§ WORK TO BE COMPLETED
In the entries below, find the lines with the word "作为新员工" and copy them.

§ INFORMATION GIVEN
....

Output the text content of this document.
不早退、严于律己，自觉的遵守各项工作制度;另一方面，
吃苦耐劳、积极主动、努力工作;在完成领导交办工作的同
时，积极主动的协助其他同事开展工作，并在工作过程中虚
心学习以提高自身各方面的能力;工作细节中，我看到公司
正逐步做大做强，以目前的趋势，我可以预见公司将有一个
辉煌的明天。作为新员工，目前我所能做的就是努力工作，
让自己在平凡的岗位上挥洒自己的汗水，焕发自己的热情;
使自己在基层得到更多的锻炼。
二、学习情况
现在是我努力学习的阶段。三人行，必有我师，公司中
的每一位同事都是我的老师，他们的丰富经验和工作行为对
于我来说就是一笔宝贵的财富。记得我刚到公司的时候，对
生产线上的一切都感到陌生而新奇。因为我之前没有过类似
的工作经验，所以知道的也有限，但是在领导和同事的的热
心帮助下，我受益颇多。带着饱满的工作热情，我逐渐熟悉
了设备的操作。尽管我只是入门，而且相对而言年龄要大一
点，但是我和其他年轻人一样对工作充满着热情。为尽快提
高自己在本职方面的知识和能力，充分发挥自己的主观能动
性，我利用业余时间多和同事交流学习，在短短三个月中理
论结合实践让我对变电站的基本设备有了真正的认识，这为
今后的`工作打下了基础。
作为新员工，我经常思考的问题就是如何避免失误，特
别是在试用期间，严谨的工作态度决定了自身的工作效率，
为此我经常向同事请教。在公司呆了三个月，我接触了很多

....

§ TASK SOLUTION
辉煌的明天。作为新员工，目前我所能做的就是努力工作，
作为新员工，我经常思考的问题就是如何避免失误，特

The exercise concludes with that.